*What you have to do*
State how many lines of the data contain the word "image", and write nothing besides the number.

*Extracted records*
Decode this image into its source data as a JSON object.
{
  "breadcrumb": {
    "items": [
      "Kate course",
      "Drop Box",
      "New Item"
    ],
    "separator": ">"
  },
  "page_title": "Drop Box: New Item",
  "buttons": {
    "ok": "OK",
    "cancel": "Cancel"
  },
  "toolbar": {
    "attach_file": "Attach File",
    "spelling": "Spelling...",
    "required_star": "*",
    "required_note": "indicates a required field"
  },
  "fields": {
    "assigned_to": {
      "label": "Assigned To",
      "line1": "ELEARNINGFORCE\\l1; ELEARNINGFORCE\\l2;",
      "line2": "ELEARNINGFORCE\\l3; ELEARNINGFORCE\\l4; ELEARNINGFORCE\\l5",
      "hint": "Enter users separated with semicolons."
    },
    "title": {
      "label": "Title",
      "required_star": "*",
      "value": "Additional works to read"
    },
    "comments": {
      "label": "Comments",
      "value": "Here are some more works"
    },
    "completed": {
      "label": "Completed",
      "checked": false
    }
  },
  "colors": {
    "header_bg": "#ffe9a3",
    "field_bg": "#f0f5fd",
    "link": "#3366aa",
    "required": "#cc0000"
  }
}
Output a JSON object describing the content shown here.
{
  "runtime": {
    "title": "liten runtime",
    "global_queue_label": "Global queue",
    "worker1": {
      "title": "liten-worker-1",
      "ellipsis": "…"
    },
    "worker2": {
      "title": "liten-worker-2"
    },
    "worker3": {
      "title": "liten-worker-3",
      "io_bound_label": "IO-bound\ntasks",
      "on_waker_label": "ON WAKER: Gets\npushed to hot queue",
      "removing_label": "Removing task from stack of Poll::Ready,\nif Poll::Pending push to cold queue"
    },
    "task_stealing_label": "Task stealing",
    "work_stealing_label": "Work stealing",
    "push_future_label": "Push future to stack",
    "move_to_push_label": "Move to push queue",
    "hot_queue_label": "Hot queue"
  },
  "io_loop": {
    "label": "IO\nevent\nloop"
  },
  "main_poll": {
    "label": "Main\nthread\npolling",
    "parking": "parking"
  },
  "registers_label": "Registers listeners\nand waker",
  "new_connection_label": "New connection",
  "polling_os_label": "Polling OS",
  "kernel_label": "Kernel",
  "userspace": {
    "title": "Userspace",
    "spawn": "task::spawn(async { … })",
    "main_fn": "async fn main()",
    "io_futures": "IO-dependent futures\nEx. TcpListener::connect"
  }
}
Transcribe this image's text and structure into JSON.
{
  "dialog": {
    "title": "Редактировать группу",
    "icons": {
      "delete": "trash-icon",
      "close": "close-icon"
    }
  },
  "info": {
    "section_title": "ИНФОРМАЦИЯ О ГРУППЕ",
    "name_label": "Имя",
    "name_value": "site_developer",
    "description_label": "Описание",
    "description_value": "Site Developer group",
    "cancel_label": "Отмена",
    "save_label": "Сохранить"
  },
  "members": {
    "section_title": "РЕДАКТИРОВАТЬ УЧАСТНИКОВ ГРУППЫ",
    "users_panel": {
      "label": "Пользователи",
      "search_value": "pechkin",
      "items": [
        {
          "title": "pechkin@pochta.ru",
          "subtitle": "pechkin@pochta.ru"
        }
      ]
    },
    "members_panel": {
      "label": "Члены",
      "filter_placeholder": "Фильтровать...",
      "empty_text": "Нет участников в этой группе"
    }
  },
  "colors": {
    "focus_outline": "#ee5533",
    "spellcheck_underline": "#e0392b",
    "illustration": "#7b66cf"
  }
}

*Solution for this problem*
2